— begin —

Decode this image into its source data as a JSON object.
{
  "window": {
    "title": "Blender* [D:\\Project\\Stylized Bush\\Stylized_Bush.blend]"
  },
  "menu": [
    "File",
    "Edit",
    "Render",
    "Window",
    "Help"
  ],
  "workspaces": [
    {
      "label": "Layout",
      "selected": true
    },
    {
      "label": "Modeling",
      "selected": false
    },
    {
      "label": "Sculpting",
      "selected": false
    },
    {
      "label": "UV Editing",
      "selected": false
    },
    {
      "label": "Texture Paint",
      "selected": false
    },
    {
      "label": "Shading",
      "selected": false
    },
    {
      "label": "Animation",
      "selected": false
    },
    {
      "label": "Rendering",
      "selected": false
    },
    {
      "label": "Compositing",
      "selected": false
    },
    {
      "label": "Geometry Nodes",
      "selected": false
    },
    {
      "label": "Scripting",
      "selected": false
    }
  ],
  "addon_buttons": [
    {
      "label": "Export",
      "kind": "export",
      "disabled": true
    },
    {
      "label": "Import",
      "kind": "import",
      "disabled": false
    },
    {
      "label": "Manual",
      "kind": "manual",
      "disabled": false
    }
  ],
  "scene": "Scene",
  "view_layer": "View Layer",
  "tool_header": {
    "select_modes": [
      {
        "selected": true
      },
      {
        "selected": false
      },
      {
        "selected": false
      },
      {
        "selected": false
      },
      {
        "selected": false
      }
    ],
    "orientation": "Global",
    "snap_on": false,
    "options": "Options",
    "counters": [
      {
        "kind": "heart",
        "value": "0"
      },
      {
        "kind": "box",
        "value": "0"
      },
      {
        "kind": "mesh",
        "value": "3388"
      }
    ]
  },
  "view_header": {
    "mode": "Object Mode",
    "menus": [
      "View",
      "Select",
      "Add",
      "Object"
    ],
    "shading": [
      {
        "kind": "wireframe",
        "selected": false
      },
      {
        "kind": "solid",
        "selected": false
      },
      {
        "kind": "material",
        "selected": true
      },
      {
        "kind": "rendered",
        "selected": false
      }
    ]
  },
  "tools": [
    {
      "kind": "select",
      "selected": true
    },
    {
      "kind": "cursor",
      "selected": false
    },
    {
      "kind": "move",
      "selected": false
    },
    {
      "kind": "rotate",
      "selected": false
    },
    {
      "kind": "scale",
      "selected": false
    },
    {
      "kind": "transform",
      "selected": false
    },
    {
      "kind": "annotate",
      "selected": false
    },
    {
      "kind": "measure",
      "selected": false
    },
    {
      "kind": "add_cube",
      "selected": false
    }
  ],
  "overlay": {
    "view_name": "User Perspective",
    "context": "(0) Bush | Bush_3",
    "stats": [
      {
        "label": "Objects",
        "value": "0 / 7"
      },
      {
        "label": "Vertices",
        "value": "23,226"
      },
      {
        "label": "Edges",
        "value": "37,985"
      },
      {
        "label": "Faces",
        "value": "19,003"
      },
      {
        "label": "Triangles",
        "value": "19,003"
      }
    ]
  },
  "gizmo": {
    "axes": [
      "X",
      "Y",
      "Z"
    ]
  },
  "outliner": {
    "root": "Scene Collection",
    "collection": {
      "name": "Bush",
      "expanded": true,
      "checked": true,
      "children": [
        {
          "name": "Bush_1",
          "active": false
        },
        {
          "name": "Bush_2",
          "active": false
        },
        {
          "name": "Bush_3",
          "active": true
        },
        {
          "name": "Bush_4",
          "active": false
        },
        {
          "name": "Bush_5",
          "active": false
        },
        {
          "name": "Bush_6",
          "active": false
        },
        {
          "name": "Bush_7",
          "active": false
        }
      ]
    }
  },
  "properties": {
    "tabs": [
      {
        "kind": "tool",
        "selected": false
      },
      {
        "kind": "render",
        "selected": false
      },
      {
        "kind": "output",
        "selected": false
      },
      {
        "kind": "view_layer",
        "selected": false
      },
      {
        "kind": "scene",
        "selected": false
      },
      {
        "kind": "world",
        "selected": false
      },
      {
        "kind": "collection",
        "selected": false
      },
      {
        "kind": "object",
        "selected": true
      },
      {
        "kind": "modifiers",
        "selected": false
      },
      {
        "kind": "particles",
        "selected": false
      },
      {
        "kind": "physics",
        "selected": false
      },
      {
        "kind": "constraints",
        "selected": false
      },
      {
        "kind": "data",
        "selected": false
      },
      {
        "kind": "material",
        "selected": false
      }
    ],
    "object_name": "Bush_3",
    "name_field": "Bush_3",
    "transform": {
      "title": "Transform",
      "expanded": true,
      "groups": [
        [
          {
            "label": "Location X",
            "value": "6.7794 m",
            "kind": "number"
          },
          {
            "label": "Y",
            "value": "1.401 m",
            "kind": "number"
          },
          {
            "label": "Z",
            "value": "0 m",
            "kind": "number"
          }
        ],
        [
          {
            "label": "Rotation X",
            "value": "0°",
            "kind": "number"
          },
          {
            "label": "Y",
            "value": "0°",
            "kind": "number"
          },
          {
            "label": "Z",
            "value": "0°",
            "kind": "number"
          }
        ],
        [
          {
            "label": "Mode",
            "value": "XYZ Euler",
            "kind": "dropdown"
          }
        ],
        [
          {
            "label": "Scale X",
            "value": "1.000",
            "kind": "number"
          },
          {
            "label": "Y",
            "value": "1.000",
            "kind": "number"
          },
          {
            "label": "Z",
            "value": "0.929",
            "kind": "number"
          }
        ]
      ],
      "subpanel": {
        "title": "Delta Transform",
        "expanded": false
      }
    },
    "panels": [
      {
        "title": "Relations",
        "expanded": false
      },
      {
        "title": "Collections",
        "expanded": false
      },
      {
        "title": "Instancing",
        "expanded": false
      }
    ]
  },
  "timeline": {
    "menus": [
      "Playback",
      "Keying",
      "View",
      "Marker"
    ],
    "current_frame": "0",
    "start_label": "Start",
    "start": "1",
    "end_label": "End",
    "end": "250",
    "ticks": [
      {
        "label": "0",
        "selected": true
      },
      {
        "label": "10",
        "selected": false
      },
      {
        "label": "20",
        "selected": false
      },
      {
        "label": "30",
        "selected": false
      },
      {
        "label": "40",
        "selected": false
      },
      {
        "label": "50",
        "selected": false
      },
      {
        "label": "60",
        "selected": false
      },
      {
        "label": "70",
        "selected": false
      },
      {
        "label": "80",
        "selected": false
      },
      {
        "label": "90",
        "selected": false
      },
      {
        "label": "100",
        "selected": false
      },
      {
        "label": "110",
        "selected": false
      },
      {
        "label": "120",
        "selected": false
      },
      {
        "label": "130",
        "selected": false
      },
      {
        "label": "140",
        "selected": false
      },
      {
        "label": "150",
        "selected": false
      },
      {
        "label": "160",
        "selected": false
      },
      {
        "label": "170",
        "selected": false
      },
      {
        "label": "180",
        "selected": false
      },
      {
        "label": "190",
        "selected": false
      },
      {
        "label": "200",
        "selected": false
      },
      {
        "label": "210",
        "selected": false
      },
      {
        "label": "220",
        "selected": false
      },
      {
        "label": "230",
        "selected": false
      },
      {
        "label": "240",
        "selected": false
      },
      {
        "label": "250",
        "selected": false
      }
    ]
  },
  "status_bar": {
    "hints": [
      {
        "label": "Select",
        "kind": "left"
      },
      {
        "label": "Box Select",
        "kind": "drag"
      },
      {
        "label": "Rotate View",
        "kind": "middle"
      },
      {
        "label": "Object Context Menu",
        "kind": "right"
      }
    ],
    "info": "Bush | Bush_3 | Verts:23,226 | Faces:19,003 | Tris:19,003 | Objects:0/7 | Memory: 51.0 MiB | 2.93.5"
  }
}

— end —

Above are the records; retype them all without a single difference.

Decode this image into its source data as a JSON object.
{
  "window": {
    "title": "Blender* [D:\\Project\\Stylized Bush\\Stylized_Bush.blend]"
  },
  "menu": [
    "File",
    "Edit",
    "Render",
    "Window",
    "Help"
  ],
  "workspaces": [
    {
      "label": "Layout",
      "selected": true
    },
    {
      "label": "Modeling",
      "selected": false
    },
    {
      "label": "Sculpting",
      "selected": false
    },
    {
      "label": "UV Editing",
      "selected": false
    },
    {
      "label": "Texture Paint",
      "selected": false
    },
    {
      "label": "Shading",
      "selected": false
    },
    {
      "label": "Animation",
      "selected": false
    },
    {
      "label": "Rendering",
      "selected": false
    },
    {
      "label": "Compositing",
      "selected": false
    },
    {
      "label": "Geometry Nodes",
      "selected": false
    },
    {
      "label": "Scripting",
      "selected": false
    }
  ],
  "addon_buttons": [
    {
      "label": "Export",
      "kind": "export",
      "disabled": true
    },
    {
      "label": "Import",
      "kind": "import",
      "disabled": false
    },
    {
      "label": "Manual",
      "kind": "manual",
      "disabled": false
    }
  ],
  "scene": "Scene",
  "view_layer": "View Layer",
  "tool_header": {
    "select_modes": [
      {
        "selected": true
      },
      {
        "selected": false
      },
      {
        "selected": false
      },
      {
        "selected": false
      },
      {
        "selected": false
      }
    ],
    "orientation": "Global",
    "snap_on": false,
    "options": "Options",
    "counters": [
      {
        "kind": "heart",
        "value": "0"
      },
      {
        "kind": "box",
        "value": "0"
      },
      {
        "kind": "mesh",
        "value": "3388"
      }
    ]
  },
  "view_header": {
    "mode": "Object Mode",
    "menus": [
      "View",
      "Select",
      "Add",
      "Object"
    ],
    "shading": [
      {
        "kind": "wireframe",
        "selected": false
      },
      {
        "kind": "solid",
        "selected": false
      },
      {
        "kind": "material",
        "selected": true
      },
      {
        "kind": "rendered",
        "selected": false
      }
    ]
  },
  "tools": [
    {
      "kind": "select",
      "selected": true
    },
    {
      "kind": "cursor",
      "selected": false
    },
    {
      "kind": "move",
      "selected": false
    },
    {
      "kind": "rotate",
      "selected": false
    },
    {
      "kind": "scale",
      "selected": false
    },
    {
      "kind": "transform",
      "selected": false
    },
    {
      "kind": "annotate",
      "selected": false
    },
    {
      "kind": "measure",
      "selected": false
    },
    {
      "kind": "add_cube",
      "selected": false
    }
  ],
  "overlay": {
    "view_name": "User Perspective",
    "context": "(0) Bush | Bush_3",
    "stats": [
      {
        "label": "Objects",
        "value": "0 / 7"
      },
      {
        "label": "Vertices",
        "value": "23,226"
      },
      {
        "label": "Edges",
        "value": "37,985"
      },
      {
        "label": "Faces",
        "value": "19,003"
      },
      {
        "label": "Triangles",
        "value": "19,003"
      }
    ]
  },
  "gizmo": {
    "axes": [
      "X",
      "Y",
      "Z"
    ]
  },
  "outliner": {
    "root": "Scene Collection",
    "collection": {
      "name": "Bush",
      "expanded": true,
      "checked": true,
      "children": [
        {
          "name": "Bush_1",
          "active": false
        },
        {
          "name": "Bush_2",
          "active": false
        },
        {
          "name": "Bush_3",
          "active": true
        },
        {
          "name": "Bush_4",
          "active": false
        },
        {
          "name": "Bush_5",
          "active": false
        },
        {
          "name": "Bush_6",
          "active": false
        },
        {
          "name": "Bush_7",
          "active": false
        }
      ]
    }
  },
  "properties": {
    "tabs": [
      {
        "kind": "tool",
        "selected": false
      },
      {
        "kind": "render",
        "selected": false
      },
      {
        "kind": "output",
        "selected": false
      },
      {
        "kind": "view_layer",
        "selected": false
      },
      {
        "kind": "scene",
        "selected": false
      },
      {
        "kind": "world",
        "selected": false
      },
      {
        "kind": "collection",
        "selected": false
      },
      {
        "kind": "object",
        "selected": true
      },
      {
        "kind": "modifiers",
        "selected": false
      },
      {
        "kind": "particles",
        "selected": false
      },
      {
        "kind": "physics",
        "selected": false
      },
      {
        "kind": "constraints",
        "selected": false
      },
      {
        "kind": "data",
        "selected": false
      },
      {
        "kind": "material",
        "selected": false
      }
    ],
    "object_name": "Bush_3",
    "name_field": "Bush_3",
    "transform": {
      "title": "Transform",
      "expanded": true,
      "groups": [
        [
          {
            "label": "Location X",
            "value": "6.7794 m",
            "kind": "number"
          },
          {
            "label": "Y",
            "value": "1.401 m",
            "kind": "number"
          },
          {
            "label": "Z",
            "value": "0 m",
            "kind": "number"
          }
        ],
        [
          {
            "label": "Rotation X",
            "value": "0°",
            "kind": "number"
          },
          {
            "label": "Y",
            "value": "0°",
            "kind": "number"
          },
          {
            "label": "Z",
            "value": "0°",
            "kind": "number"
          }
        ],
        [
          {
            "label": "Mode",
            "value": "XYZ Euler",
            "kind": "dropdown"
          }
        ],
        [
          {
            "label": "Scale X",
            "value": "1.000",
            "kind": "number"
          },
          {
            "label": "Y",
            "value": "1.000",
            "kind": "number"
          },
          {
            "label": "Z",
            "value": "0.929",
            "kind": "number"
          }
        ]
      ],
      "subpanel": {
        "title": "Delta Transform",
        "expanded": false
      }
    },
    "panels": [
      {
        "title": "Relations",
        "expanded": false
      },
      {
        "title": "Collections",
        "expanded": false
      },
      {
        "title": "Instancing",
        "expanded": false
      }
    ]
  },
  "timeline": {
    "menus": [
      "Playback",
      "Keying",
      "View",
      "Marker"
    ],
    "current_frame": "0",
    "start_label": "Start",
    "start": "1",
    "end_label": "End",
    "end": "250",
    "ticks": [
      {
        "label": "0",
        "selected": true
      },
      {
        "label": "10",
        "selected": false
      },
      {
        "label": "20",
        "selected": false
      },
      {
        "label": "30",
        "selected": false
      },
      {
        "label": "40",
        "selected": false
      },
      {
        "label": "50",
        "selected": false
      },
      {
        "label": "60",
        "selected": false
      },
      {
        "label": "70",
        "selected": false
      },
      {
        "label": "80",
        "selected": false
      },
      {
        "label": "90",
        "selected": false
      },
      {
        "label": "100",
        "selected": false
      },
      {
        "label": "110",
        "selected": false
      },
      {
        "label": "120",
        "selected": false
      },
      {
        "label": "130",
        "selected": false
      },
      {
        "label": "140",
        "selected": false
      },
      {
        "label": "150",
        "selected": false
      },
      {
        "label": "160",
        "selected": false
      },
      {
        "label": "170",
        "selected": false
      },
      {
        "label": "180",
        "selected": false
      },
      {
        "label": "190",
        "selected": false
      },
      {
        "label": "200",
        "selected": false
      },
      {
        "label": "210",
        "selected": false
      },
      {
        "label": "220",
        "selected": false
      },
      {
        "label": "230",
        "selected": false
      },
      {
        "label": "240",
        "selected": false
      },
      {
        "label": "250",
        "selected": false
      }
    ]
  },
  "status_bar": {
    "hints": [
      {
        "label": "Select",
        "kind": "left"
      },
      {
        "label": "Box Select",
        "kind": "drag"
      },
      {
        "label": "Rotate View",
        "kind": "middle"
      },
      {
        "label": "Object Context Menu",
        "kind": "right"
      }
    ],
    "info": "Bush | Bush_3 | Verts:23,226 | Faces:19,003 | Tris:19,003 | Objects:0/7 | Memory: 51.0 MiB | 2.93.5"
  }
}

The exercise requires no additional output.